> **Objective**: Pull out all lines from the listing below in which the word "Detection" appears.

═════ Task data ═════

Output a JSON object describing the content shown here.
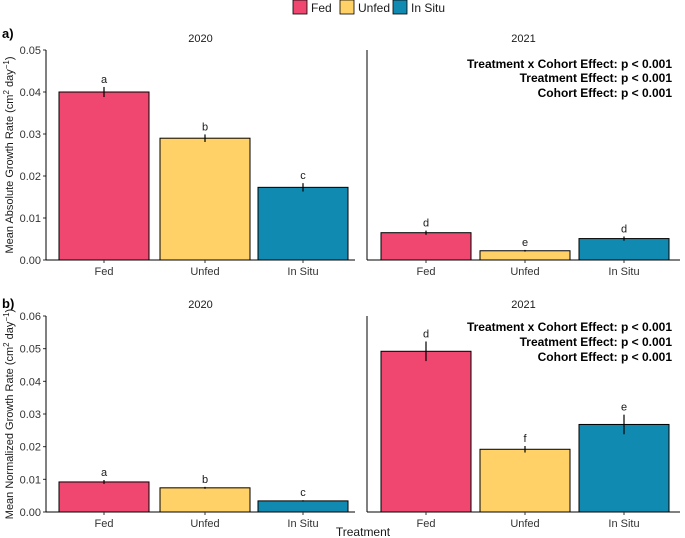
{
  "legend": {
    "items": [
      {
        "label": "Fed",
        "color": "#EF476F"
      },
      {
        "label": "Unfed",
        "color": "#FFD166"
      },
      {
        "label": "In Situ",
        "color": "#118AB2"
      }
    ]
  },
  "xlabel": "Treatment",
  "chart_data": [
    {
      "type": "bar",
      "panel_label": "a)",
      "ylabel": "Mean Absolute Growth Rate (cm",
      "ylabel_sup1": "2",
      "ylabel_mid": " day",
      "ylabel_sup2": "−1",
      "ylabel_end": ")",
      "ylim": [
        0,
        0.05
      ],
      "yticks": [
        "0.00",
        "0.01",
        "0.02",
        "0.03",
        "0.04",
        "0.05"
      ],
      "categories": [
        "Fed",
        "Unfed",
        "In Situ"
      ],
      "facets": [
        {
          "title": "2020",
          "values": [
            0.04,
            0.029,
            0.0173
          ],
          "errors": [
            0.0012,
            0.0009,
            0.001
          ],
          "letters": [
            "a",
            "b",
            "c"
          ]
        },
        {
          "title": "2021",
          "values": [
            0.0065,
            0.0022,
            0.0051
          ],
          "errors": [
            0.0005,
            0.0002,
            0.0005
          ],
          "letters": [
            "d",
            "e",
            "d"
          ]
        }
      ],
      "annotations": [
        "Treatment x Cohort Effect: p < 0.001",
        "Treatment Effect: p < 0.001",
        "Cohort Effect: p < 0.001"
      ]
    },
    {
      "type": "bar",
      "panel_label": "b)",
      "ylabel": "Mean Normalized Growth Rate (cm",
      "ylabel_sup1": "2",
      "ylabel_mid": " day",
      "ylabel_sup2": "−1",
      "ylabel_end": ")",
      "ylim": [
        0,
        0.06
      ],
      "yticks": [
        "0.00",
        "0.01",
        "0.02",
        "0.03",
        "0.04",
        "0.05",
        "0.06"
      ],
      "categories": [
        "Fed",
        "Unfed",
        "In Situ"
      ],
      "facets": [
        {
          "title": "2020",
          "values": [
            0.0092,
            0.0074,
            0.0034
          ],
          "errors": [
            0.0006,
            0.0003,
            0.0002
          ],
          "letters": [
            "a",
            "b",
            "c"
          ]
        },
        {
          "title": "2021",
          "values": [
            0.0492,
            0.0192,
            0.0268
          ],
          "errors": [
            0.003,
            0.001,
            0.003
          ],
          "letters": [
            "d",
            "f",
            "e"
          ]
        }
      ],
      "annotations": [
        "Treatment x Cohort Effect: p < 0.001",
        "Treatment Effect: p < 0.001",
        "Cohort Effect: p < 0.001"
      ]
    }
  ]
}
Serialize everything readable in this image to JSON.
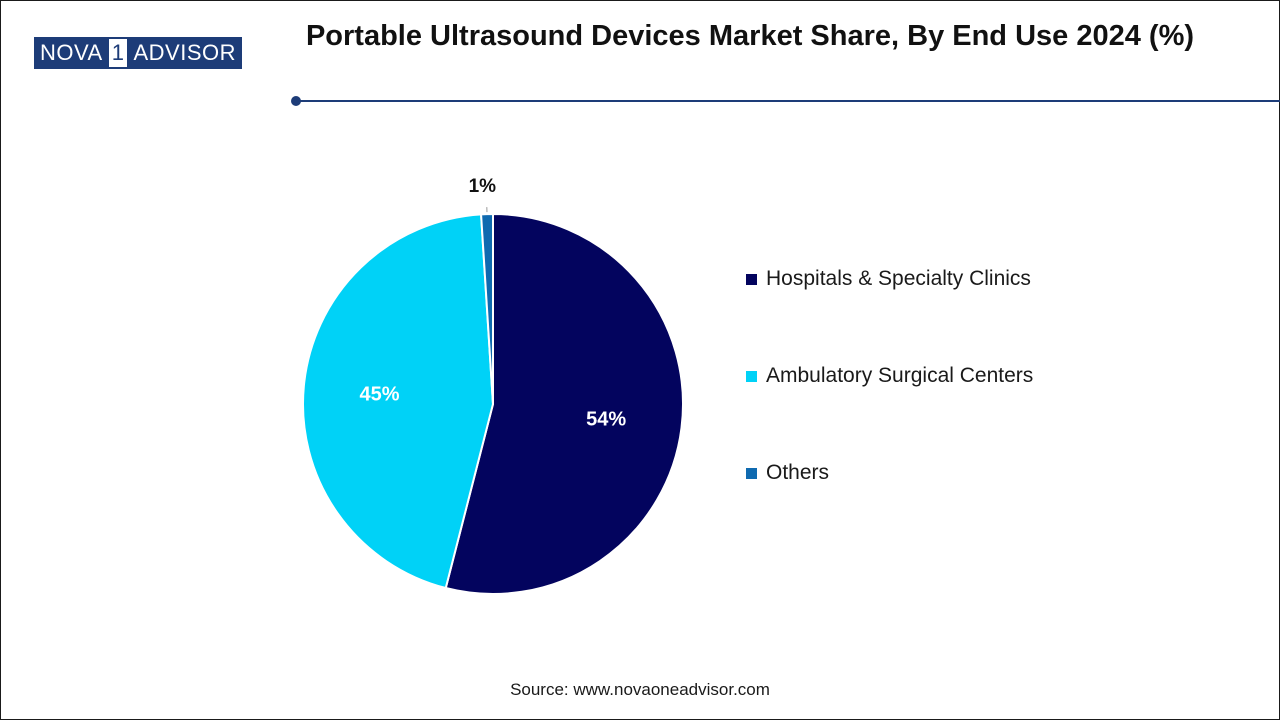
{
  "brand": {
    "logo_left": "NOVA",
    "logo_num": "1",
    "logo_right": "ADVISOR"
  },
  "header": {
    "title": "Portable Ultrasound Devices Market Share, By End Use 2024 (%)"
  },
  "chart_data": {
    "type": "pie",
    "title": "Portable Ultrasound Devices Market Share, By End Use 2024 (%)",
    "legend_position": "right",
    "slices": [
      {
        "name": "Hospitals & Specialty Clinics",
        "value": 54,
        "label": "54%",
        "color": "#03045e"
      },
      {
        "name": "Ambulatory Surgical Centers",
        "value": 45,
        "label": "45%",
        "color": "#00d2f7"
      },
      {
        "name": "Others",
        "value": 1,
        "label": "1%",
        "color": "#0f6ab0"
      }
    ]
  },
  "footer": {
    "source": "Source: www.novaoneadvisor.com"
  }
}
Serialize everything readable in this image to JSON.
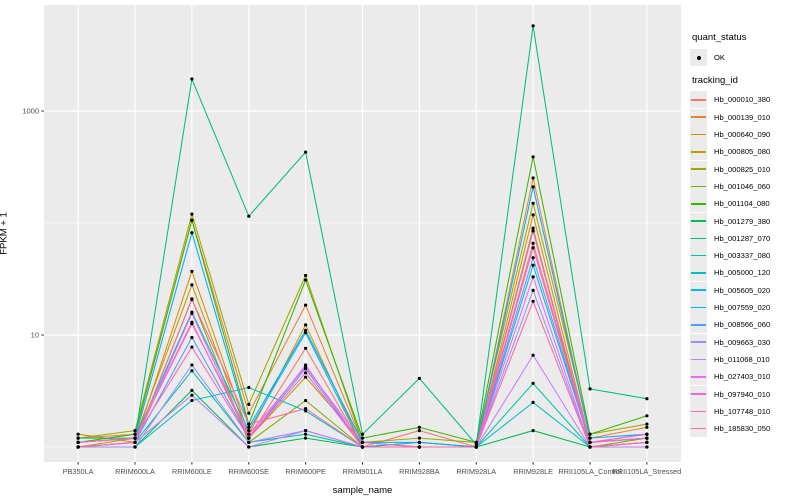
{
  "axes": {
    "xlabel": "sample_name",
    "ylabel": "FPKM + 1"
  },
  "legend": {
    "quant_status": {
      "title": "quant_status",
      "ok_label": "OK"
    },
    "tracking_id": {
      "title": "tracking_id"
    }
  },
  "colors": {
    "panel_bg": "#EBEBEB",
    "grid": "#FFFFFF",
    "tick_text": "#4D4D4D",
    "point": "#000000"
  },
  "chart_data": {
    "type": "line",
    "x_categories": [
      "PB350LA",
      "RRIM600LA",
      "RRIM600LE",
      "RRIM600SE",
      "RRIM600PE",
      "RRIM901LA",
      "RRIM928BA",
      "RRIM928LA",
      "RRIM928LE",
      "RRII105LA_Control",
      "RRII105LA_Stressed"
    ],
    "xlabel": "sample_name",
    "ylabel": "FPKM + 1",
    "y_scale": "log10",
    "y_ticks": [
      {
        "label": "10",
        "value": 10
      },
      {
        "label": "1000",
        "value": 1000
      }
    ],
    "y_minor": [
      1,
      100
    ],
    "ylim_log": [
      -0.13,
      3.95
    ],
    "legend_position": "right",
    "grid": true,
    "series": [
      {
        "name": "Hb_000010_380",
        "color": "#F8766D",
        "values": [
          1.1,
          1.2,
          13,
          1.2,
          7.6,
          1.0,
          1.4,
          1.0,
          66,
          1.1,
          1.3
        ]
      },
      {
        "name": "Hb_000139_010",
        "color": "#EA8331",
        "values": [
          1.2,
          1.3,
          106,
          2.0,
          18.5,
          1.1,
          1.0,
          1.0,
          252,
          1.2,
          1.5
        ]
      },
      {
        "name": "Hb_000640_090",
        "color": "#D89000",
        "values": [
          1.3,
          1.1,
          37,
          1.3,
          12.3,
          1.0,
          1.1,
          1.0,
          118,
          1.1,
          1.2
        ]
      },
      {
        "name": "Hb_000805_080",
        "color": "#C09B00",
        "values": [
          1.0,
          1.2,
          28,
          1.2,
          4.2,
          1.1,
          1.0,
          1.0,
          90,
          1.0,
          1.1
        ]
      },
      {
        "name": "Hb_000825_010",
        "color": "#A3A500",
        "values": [
          1.2,
          1.4,
          120,
          2.4,
          34,
          1.1,
          1.2,
          1.1,
          150,
          1.3,
          1.6
        ]
      },
      {
        "name": "Hb_001046_060",
        "color": "#7CAE00",
        "values": [
          1.0,
          1.1,
          21,
          1.1,
          2.6,
          1.0,
          1.0,
          1.0,
          85,
          1.0,
          1.2
        ]
      },
      {
        "name": "Hb_001104_080",
        "color": "#39B600",
        "values": [
          1.1,
          1.3,
          106,
          1.6,
          31,
          1.2,
          1.5,
          1.1,
          390,
          1.3,
          1.9
        ]
      },
      {
        "name": "Hb_001279_380",
        "color": "#00BB4E",
        "values": [
          1.0,
          1.0,
          3.2,
          1.0,
          1.2,
          1.0,
          1.0,
          1.0,
          1.4,
          1.0,
          1.1
        ]
      },
      {
        "name": "Hb_001287_070",
        "color": "#00BF7D",
        "values": [
          1.2,
          1.2,
          1930,
          115,
          430,
          1.3,
          4.1,
          1.05,
          5750,
          3.3,
          2.7
        ]
      },
      {
        "name": "Hb_003337_080",
        "color": "#00C1A7",
        "values": [
          1.0,
          1.1,
          4.8,
          1.1,
          1.3,
          1.0,
          1.0,
          1.0,
          3.7,
          1.0,
          1.0
        ]
      },
      {
        "name": "Hb_005000_120",
        "color": "#00BFC4",
        "values": [
          1.0,
          1.0,
          2.6,
          3.4,
          2.1,
          1.0,
          1.0,
          1.0,
          2.5,
          1.0,
          1.1
        ]
      },
      {
        "name": "Hb_005605_020",
        "color": "#00B8E5",
        "values": [
          1.1,
          1.2,
          16,
          1.4,
          10.5,
          1.0,
          1.1,
          1.0,
          42,
          1.1,
          1.2
        ]
      },
      {
        "name": "Hb_007559_020",
        "color": "#00ACFC",
        "values": [
          1.1,
          1.2,
          82,
          1.5,
          11,
          1.1,
          1.1,
          1.0,
          210,
          1.2,
          1.3
        ]
      },
      {
        "name": "Hb_008566_060",
        "color": "#519CFF",
        "values": [
          1.0,
          1.1,
          9.5,
          1.2,
          5.0,
          1.0,
          1.0,
          1.0,
          49,
          1.1,
          1.2
        ]
      },
      {
        "name": "Hb_009663_030",
        "color": "#9590FF",
        "values": [
          1.0,
          1.0,
          5.4,
          1.1,
          1.4,
          1.0,
          1.0,
          1.0,
          25,
          1.0,
          1.1
        ]
      },
      {
        "name": "Hb_011068_010",
        "color": "#C57CFF",
        "values": [
          1.0,
          1.1,
          2.9,
          1.0,
          1.4,
          1.0,
          1.0,
          1.0,
          6.6,
          1.0,
          1.0
        ]
      },
      {
        "name": "Hb_027403_010",
        "color": "#E76BF3",
        "values": [
          1.0,
          1.1,
          15.6,
          1.2,
          5.4,
          1.0,
          1.0,
          1.0,
          33,
          1.0,
          1.1
        ]
      },
      {
        "name": "Hb_097940_010",
        "color": "#FA61DB",
        "values": [
          1.1,
          1.2,
          12.6,
          1.3,
          5.2,
          1.1,
          1.0,
          1.0,
          85,
          1.1,
          1.2
        ]
      },
      {
        "name": "Hb_107748_010",
        "color": "#FF61BF",
        "values": [
          1.1,
          1.2,
          7.8,
          1.2,
          4.6,
          1.0,
          1.0,
          1.0,
          60,
          1.1,
          1.3
        ]
      },
      {
        "name": "Hb_185830_050",
        "color": "#FF689E",
        "values": [
          1.0,
          1.1,
          20.7,
          1.6,
          2.2,
          1.0,
          1.0,
          1.0,
          20,
          1.0,
          1.1
        ]
      }
    ]
  }
}
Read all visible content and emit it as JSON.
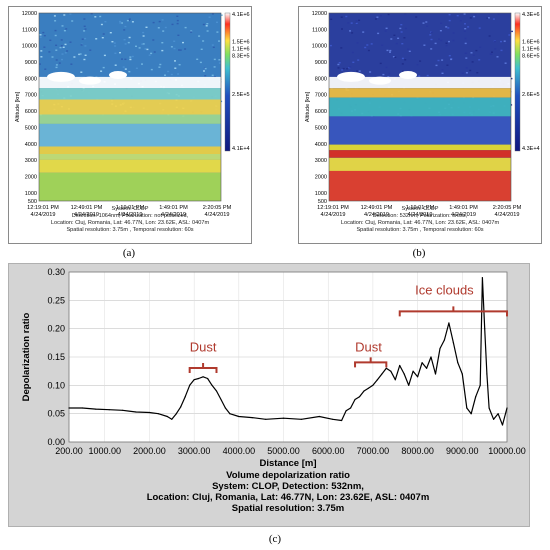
{
  "panel_a": {
    "caption": "(a)",
    "y_axis_label": "Altitude [km]",
    "y_ticks": [
      "12000",
      "11000",
      "10000",
      "9000",
      "8000",
      "7000",
      "6000",
      "5000",
      "4000",
      "3000",
      "2000",
      "1000",
      "500"
    ],
    "x_ticks": [
      {
        "time": "12:19:01 PM",
        "date": "4/24/2019"
      },
      {
        "time": "12:49:01 PM",
        "date": "4/24/2019"
      },
      {
        "time": "1:19:01 PM",
        "date": "4/24/2019"
      },
      {
        "time": "1:49:01 PM",
        "date": "4/24/2019"
      },
      {
        "time": "2:20:05 PM",
        "date": "4/24/2019"
      }
    ],
    "colorbar_labels": [
      "4.1E+6",
      "1.5E+6",
      "1.1E+6",
      "8.3E+5",
      "2.5E+5",
      "4.1E+4"
    ],
    "info_lines": [
      "System: CLOP",
      "Detection: 1064nm, Polarization: not-polarized,",
      "Location: Cluj, Romania, Lat: 46.77N, Lon: 23.62E, ASL: 0407m",
      "Spatial resolution: 3.75m , Temporal resolution: 60s"
    ]
  },
  "panel_b": {
    "caption": "(b)",
    "y_axis_label": "Altitude [km]",
    "y_ticks": [
      "12000",
      "11000",
      "10000",
      "9000",
      "8000",
      "7000",
      "6000",
      "5000",
      "4000",
      "3000",
      "2000",
      "1000",
      "500"
    ],
    "x_ticks": [
      {
        "time": "12:19:01 PM",
        "date": "4/24/2019"
      },
      {
        "time": "12:49:01 PM",
        "date": "4/24/2019"
      },
      {
        "time": "1:19:01 PM",
        "date": "4/24/2019"
      },
      {
        "time": "1:49:01 PM",
        "date": "4/24/2019"
      },
      {
        "time": "2:20:05 PM",
        "date": "4/24/2019"
      }
    ],
    "colorbar_labels": [
      "4.3E+6",
      "1.6E+6",
      "1.1E+6",
      "8.6E+5",
      "2.6E+5",
      "4.3E+4"
    ],
    "info_lines": [
      "System: CLOP",
      "Detection: 532nm, Polarization: cross,",
      "Location: Cluj, Romania, Lat: 46.77N, Lon: 23.62E, ASL: 0407m",
      "Spatial resolution: 3.75m , Temporal resolution: 60s"
    ]
  },
  "panel_c": {
    "caption": "(c)",
    "colors": {
      "background": "#d4d4d4",
      "plot_bg": "#ffffff",
      "line": "#000000",
      "bracket": "#b03a2e"
    },
    "info_lines": [
      "Volume depolarization ratio",
      "System: CLOP, Detection: 532nm,",
      "Location: Cluj, Romania, Lat: 46.77N, Lon: 23.62E, ASL: 0407m",
      "Spatial resolution: 3.75m"
    ]
  },
  "chart_data": {
    "type": "line",
    "xlabel": "Distance [m]",
    "ylabel": "Depolarization ratio",
    "xlim": [
      200,
      10000
    ],
    "ylim": [
      0,
      0.3
    ],
    "x_ticks": [
      "200.00",
      "1000.00",
      "2000.00",
      "3000.00",
      "4000.00",
      "5000.00",
      "6000.00",
      "7000.00",
      "8000.00",
      "9000.00",
      "10000.00"
    ],
    "y_ticks": [
      "0.00",
      "0.05",
      "0.10",
      "0.15",
      "0.20",
      "0.25",
      "0.30"
    ],
    "grid": true,
    "x": [
      200,
      500,
      800,
      1100,
      1400,
      1700,
      2000,
      2200,
      2400,
      2500,
      2600,
      2700,
      2800,
      2900,
      3000,
      3100,
      3200,
      3300,
      3400,
      3500,
      3600,
      3700,
      3800,
      4000,
      4300,
      4600,
      5000,
      5400,
      5800,
      6100,
      6300,
      6400,
      6500,
      6600,
      6700,
      6800,
      6900,
      7000,
      7100,
      7200,
      7300,
      7400,
      7500,
      7600,
      7700,
      7800,
      7900,
      8000,
      8100,
      8200,
      8300,
      8400,
      8500,
      8600,
      8700,
      8800,
      8900,
      9000,
      9100,
      9200,
      9300,
      9400,
      9450,
      9500,
      9550,
      9600,
      9700,
      9800,
      9900,
      10000
    ],
    "y": [
      0.06,
      0.06,
      0.058,
      0.057,
      0.056,
      0.053,
      0.052,
      0.05,
      0.045,
      0.04,
      0.05,
      0.062,
      0.08,
      0.1,
      0.11,
      0.112,
      0.115,
      0.112,
      0.1,
      0.09,
      0.075,
      0.06,
      0.05,
      0.045,
      0.043,
      0.04,
      0.042,
      0.04,
      0.045,
      0.04,
      0.038,
      0.055,
      0.06,
      0.075,
      0.08,
      0.09,
      0.095,
      0.1,
      0.11,
      0.12,
      0.13,
      0.125,
      0.11,
      0.135,
      0.12,
      0.1,
      0.125,
      0.115,
      0.14,
      0.13,
      0.15,
      0.12,
      0.165,
      0.18,
      0.21,
      0.175,
      0.14,
      0.12,
      0.06,
      0.05,
      0.08,
      0.1,
      0.29,
      0.2,
      0.12,
      0.06,
      0.04,
      0.05,
      0.03,
      0.06
    ],
    "annotations": [
      {
        "text": "Dust",
        "x": 3200,
        "y": 0.16
      },
      {
        "text": "Dust",
        "x": 6900,
        "y": 0.16
      },
      {
        "text": "Ice clouds",
        "x": 8600,
        "y": 0.26
      }
    ]
  }
}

═════

> **Output below**:
      "Detection: 1064nm, Polarization: not-polarized,",
      "Detection: 532nm, Polarization: cross,",
      "System: CLOP, Detection: 532nm,",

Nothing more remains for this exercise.